**Exercise**
List all the lines in these records that hold "анодного".

━━━━━━━━━━

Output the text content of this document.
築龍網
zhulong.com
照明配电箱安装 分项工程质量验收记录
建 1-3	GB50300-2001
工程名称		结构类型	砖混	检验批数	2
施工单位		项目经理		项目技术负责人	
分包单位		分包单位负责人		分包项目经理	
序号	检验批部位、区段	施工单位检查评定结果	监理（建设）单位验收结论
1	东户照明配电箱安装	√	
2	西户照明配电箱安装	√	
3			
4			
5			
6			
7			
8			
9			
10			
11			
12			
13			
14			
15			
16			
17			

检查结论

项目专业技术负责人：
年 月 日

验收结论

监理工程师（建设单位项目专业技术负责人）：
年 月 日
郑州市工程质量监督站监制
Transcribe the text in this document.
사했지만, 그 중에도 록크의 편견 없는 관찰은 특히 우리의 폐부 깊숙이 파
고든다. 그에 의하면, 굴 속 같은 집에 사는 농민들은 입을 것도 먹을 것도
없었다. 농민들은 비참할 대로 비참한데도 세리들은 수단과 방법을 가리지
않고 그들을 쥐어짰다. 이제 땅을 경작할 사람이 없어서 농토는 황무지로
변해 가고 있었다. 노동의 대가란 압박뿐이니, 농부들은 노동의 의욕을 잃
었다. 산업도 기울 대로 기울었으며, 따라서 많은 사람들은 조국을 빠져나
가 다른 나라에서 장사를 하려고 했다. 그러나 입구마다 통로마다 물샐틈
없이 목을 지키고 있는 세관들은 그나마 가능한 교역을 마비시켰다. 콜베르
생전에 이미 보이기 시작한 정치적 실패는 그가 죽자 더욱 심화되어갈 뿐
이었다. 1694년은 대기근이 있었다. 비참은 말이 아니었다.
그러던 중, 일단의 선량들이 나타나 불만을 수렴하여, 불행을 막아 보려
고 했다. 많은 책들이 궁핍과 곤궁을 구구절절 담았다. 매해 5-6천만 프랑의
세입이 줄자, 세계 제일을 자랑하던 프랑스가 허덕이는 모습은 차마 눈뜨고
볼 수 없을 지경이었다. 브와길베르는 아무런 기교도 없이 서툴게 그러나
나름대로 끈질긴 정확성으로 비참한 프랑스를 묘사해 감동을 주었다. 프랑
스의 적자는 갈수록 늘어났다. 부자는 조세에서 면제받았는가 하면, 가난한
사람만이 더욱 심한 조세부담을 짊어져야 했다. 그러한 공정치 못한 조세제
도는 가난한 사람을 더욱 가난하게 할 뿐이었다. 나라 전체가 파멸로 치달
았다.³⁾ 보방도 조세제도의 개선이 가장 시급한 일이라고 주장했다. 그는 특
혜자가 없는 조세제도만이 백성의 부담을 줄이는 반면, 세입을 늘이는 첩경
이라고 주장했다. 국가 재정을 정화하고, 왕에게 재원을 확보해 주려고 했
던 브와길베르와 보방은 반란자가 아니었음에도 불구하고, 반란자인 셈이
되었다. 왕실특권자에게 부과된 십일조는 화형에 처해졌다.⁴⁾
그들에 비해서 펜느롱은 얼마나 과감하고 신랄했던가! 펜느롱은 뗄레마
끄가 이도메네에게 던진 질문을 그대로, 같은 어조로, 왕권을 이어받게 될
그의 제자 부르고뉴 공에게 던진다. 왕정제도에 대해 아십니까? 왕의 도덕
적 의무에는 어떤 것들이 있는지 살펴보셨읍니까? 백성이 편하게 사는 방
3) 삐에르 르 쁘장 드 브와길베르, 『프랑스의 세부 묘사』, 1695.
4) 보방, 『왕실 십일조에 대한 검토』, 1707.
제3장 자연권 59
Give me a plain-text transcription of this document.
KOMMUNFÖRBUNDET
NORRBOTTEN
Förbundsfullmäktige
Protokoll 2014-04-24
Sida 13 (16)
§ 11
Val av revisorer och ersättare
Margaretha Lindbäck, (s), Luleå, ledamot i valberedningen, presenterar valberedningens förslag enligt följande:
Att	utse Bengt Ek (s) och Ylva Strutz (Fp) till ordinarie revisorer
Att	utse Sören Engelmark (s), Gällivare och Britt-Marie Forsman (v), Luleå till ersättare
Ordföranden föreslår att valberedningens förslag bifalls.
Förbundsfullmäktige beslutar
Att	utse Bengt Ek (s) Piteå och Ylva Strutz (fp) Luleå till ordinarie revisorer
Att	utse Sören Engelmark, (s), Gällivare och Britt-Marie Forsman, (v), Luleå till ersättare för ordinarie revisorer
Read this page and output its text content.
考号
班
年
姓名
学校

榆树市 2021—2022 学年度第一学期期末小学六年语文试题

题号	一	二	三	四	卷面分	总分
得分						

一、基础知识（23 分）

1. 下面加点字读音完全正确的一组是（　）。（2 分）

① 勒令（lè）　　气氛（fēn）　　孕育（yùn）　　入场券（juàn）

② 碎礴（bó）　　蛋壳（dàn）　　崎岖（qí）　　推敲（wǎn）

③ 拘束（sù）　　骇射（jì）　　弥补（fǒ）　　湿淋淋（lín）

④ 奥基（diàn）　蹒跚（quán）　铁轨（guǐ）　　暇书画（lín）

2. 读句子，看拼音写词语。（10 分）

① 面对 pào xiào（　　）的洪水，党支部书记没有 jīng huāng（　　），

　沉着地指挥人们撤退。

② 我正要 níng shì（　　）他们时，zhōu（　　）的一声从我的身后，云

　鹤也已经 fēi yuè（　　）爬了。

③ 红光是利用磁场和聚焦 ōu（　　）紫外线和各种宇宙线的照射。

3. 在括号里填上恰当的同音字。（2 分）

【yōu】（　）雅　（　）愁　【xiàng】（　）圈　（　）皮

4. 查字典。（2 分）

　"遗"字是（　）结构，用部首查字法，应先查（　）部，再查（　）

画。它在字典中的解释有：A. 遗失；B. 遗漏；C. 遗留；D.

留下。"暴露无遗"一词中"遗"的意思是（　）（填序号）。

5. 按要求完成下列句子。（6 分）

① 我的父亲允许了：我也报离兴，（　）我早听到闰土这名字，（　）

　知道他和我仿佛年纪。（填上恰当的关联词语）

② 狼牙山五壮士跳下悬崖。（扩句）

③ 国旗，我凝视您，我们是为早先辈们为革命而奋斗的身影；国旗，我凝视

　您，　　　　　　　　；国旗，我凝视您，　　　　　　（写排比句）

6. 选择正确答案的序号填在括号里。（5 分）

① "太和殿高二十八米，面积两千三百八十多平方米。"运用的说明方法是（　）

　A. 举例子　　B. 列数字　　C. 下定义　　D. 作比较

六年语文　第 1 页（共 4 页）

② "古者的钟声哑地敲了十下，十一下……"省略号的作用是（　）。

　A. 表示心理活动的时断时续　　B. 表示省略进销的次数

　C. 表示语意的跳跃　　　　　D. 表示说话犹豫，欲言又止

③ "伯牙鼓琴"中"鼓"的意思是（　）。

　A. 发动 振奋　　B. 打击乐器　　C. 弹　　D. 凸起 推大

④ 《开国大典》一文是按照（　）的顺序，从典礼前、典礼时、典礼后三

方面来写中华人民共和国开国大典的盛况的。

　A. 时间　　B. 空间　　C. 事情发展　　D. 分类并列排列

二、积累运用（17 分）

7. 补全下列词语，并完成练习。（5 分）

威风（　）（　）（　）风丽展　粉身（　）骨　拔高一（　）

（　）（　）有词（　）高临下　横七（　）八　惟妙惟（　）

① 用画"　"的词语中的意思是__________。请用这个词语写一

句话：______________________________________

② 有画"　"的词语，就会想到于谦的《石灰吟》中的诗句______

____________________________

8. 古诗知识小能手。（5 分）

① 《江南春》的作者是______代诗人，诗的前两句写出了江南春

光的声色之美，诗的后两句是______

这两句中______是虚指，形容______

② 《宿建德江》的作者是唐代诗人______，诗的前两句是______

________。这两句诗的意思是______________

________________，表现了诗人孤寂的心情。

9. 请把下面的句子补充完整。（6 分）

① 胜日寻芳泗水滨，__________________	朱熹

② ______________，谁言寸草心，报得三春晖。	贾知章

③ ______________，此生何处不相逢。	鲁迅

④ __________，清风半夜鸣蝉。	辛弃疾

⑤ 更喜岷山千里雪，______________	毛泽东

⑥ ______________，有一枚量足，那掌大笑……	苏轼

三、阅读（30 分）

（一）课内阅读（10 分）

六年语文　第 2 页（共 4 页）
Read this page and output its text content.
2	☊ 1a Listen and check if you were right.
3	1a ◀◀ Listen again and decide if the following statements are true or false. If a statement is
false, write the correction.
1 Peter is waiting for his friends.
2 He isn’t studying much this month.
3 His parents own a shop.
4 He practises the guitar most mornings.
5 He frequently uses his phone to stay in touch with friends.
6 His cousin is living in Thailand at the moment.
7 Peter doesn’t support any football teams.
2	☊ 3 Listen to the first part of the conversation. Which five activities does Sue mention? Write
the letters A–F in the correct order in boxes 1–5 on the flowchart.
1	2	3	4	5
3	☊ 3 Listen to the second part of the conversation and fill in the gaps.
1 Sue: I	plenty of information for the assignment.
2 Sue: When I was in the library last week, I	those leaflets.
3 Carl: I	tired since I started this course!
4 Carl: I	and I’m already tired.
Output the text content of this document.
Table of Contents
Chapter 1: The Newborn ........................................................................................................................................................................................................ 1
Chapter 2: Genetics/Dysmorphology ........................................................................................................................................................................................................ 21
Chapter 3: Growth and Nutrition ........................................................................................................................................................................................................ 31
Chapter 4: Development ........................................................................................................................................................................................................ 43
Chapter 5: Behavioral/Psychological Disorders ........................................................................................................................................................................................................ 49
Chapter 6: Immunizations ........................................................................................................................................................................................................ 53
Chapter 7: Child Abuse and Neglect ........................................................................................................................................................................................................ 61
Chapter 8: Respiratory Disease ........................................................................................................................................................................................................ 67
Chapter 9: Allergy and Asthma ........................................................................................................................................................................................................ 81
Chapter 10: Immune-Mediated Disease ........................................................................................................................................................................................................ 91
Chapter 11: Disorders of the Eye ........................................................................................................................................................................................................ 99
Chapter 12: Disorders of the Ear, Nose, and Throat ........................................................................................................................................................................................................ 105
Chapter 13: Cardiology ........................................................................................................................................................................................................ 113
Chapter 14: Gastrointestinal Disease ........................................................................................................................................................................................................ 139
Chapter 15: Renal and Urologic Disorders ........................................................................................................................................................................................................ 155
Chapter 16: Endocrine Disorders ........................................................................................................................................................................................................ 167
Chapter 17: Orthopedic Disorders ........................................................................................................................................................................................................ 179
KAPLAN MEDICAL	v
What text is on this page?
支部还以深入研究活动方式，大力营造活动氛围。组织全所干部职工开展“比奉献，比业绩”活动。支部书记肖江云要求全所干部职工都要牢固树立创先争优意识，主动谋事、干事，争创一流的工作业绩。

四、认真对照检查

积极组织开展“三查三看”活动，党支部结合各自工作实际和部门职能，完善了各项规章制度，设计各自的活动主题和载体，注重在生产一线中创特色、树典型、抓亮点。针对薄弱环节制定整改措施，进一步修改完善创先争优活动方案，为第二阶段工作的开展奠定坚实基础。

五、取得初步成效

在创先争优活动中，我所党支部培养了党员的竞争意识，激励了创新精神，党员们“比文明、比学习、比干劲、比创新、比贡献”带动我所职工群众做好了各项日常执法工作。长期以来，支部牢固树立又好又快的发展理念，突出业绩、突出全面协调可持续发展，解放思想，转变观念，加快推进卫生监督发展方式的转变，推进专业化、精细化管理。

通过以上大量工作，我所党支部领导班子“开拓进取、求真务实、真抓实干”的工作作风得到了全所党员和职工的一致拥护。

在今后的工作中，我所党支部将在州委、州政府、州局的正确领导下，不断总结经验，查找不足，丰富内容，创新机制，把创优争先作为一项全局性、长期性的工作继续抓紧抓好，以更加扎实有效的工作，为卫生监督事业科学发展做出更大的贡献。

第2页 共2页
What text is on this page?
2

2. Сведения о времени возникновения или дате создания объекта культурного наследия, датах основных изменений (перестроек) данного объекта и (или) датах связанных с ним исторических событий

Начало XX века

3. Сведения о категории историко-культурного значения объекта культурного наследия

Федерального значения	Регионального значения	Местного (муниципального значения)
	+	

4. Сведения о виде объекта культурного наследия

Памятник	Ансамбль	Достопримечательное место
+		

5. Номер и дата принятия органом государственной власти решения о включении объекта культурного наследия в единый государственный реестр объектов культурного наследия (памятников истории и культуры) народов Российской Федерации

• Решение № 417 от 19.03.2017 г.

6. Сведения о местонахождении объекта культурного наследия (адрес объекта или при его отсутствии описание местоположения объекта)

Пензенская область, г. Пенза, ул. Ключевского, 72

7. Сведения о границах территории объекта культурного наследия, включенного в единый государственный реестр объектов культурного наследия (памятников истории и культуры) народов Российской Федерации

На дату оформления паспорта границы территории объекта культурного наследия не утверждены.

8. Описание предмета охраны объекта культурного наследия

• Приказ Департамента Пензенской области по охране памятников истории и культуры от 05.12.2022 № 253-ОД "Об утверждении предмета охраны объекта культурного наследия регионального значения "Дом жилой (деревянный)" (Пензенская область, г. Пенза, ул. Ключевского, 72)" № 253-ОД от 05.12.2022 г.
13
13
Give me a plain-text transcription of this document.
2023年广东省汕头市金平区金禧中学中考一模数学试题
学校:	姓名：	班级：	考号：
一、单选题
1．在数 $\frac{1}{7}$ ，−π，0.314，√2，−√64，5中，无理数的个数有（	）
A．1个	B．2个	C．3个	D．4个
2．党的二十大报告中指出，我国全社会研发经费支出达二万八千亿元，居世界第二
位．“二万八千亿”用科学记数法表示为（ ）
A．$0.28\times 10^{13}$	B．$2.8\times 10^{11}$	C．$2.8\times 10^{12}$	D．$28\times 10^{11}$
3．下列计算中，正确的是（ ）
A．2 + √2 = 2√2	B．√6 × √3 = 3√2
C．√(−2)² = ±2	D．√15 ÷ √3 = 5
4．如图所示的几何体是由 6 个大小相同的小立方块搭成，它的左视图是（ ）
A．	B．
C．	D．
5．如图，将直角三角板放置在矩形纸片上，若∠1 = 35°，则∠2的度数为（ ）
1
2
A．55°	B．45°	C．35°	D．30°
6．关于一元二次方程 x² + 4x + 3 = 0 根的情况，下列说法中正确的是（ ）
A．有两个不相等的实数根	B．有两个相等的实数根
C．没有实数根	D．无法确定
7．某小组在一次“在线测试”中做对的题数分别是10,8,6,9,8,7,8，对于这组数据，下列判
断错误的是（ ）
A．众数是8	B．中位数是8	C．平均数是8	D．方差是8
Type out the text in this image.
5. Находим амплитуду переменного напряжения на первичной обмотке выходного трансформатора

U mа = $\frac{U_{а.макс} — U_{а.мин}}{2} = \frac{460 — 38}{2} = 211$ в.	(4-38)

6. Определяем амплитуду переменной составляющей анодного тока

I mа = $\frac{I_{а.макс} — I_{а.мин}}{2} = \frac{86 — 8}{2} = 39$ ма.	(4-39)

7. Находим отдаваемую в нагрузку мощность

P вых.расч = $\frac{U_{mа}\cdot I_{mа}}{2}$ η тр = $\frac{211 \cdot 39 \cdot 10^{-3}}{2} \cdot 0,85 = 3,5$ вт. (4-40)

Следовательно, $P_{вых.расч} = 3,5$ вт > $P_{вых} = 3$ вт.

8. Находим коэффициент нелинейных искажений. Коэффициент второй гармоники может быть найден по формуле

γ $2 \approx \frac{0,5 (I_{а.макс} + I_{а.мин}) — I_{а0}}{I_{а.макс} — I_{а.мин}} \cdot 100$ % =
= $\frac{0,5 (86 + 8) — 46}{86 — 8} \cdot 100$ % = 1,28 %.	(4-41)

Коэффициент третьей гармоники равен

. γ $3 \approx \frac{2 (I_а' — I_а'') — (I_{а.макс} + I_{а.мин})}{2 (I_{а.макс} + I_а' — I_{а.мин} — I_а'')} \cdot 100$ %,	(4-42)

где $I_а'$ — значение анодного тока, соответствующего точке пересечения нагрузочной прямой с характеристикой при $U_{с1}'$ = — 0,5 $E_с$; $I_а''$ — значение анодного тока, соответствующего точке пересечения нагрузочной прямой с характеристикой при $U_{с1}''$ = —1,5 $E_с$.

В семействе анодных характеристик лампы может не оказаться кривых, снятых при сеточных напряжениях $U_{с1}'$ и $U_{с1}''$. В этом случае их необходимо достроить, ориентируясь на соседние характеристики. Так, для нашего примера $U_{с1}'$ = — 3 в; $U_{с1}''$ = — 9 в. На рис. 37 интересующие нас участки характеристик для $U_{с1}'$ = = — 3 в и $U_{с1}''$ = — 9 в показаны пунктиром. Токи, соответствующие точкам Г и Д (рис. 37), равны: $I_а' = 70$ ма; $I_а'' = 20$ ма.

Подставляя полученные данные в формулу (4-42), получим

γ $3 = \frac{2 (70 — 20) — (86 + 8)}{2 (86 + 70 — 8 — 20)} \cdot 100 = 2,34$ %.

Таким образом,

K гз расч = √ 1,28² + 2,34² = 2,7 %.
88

━━━━━━━━━━

**Output**
6. Определяем амплитуду переменной составляющей анодного тока
где $I_а'$ — значение анодного тока, соответствующего точке пересечения нагрузочной прямой с характеристикой при $U_{с1}'$ = — 0,5 $E_с$; $I_а''$ — значение анодного тока, соответствующего точке пересечения нагрузочной прямой с характеристикой при $U_{с1}''$ = —1,5 $E_с$.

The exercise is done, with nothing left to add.